**Exercise goal**
Pull out each line of the records holding the string "name".

Data entries:
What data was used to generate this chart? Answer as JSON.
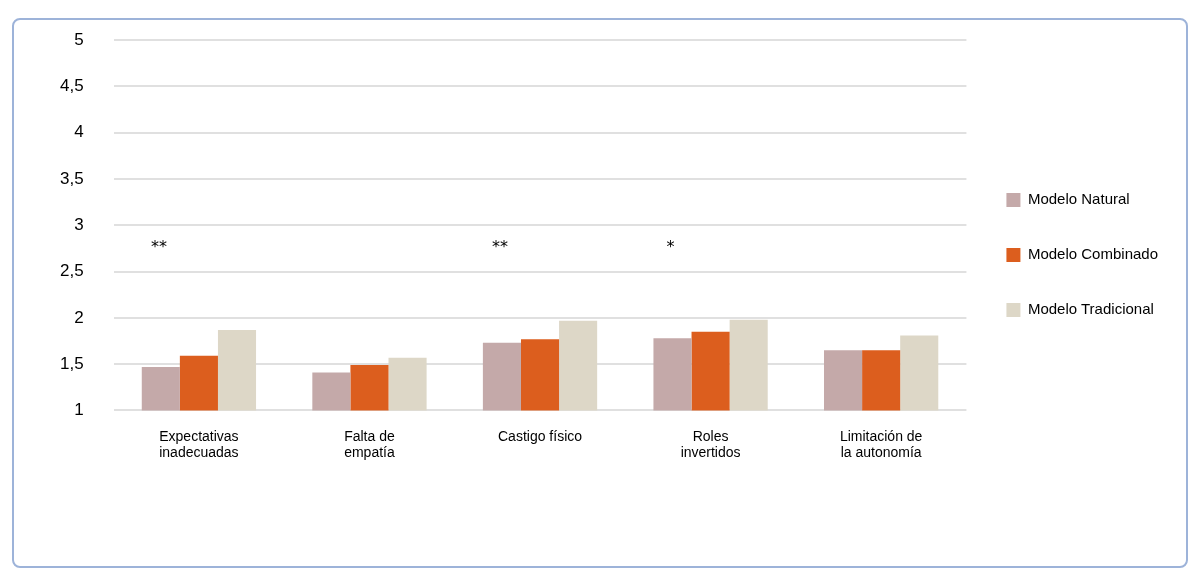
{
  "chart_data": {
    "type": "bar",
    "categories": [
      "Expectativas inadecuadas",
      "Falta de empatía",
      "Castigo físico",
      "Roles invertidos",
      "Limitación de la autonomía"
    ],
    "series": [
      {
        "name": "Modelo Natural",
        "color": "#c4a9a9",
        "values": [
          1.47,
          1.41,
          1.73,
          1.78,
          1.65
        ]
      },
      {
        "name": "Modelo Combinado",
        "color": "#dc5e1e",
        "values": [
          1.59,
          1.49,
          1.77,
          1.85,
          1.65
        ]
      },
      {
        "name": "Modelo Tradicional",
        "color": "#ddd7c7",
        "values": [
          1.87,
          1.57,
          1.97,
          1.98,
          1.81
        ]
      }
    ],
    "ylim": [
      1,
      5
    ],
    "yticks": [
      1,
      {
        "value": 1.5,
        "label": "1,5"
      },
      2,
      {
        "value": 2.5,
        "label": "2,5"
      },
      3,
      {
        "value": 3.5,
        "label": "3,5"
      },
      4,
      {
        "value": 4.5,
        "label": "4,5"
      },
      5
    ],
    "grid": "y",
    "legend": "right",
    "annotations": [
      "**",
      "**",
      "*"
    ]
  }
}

**Problem solution**
        "name": "Modelo Natural",
        "name": "Modelo Combinado",
        "name": "Modelo Tradicional",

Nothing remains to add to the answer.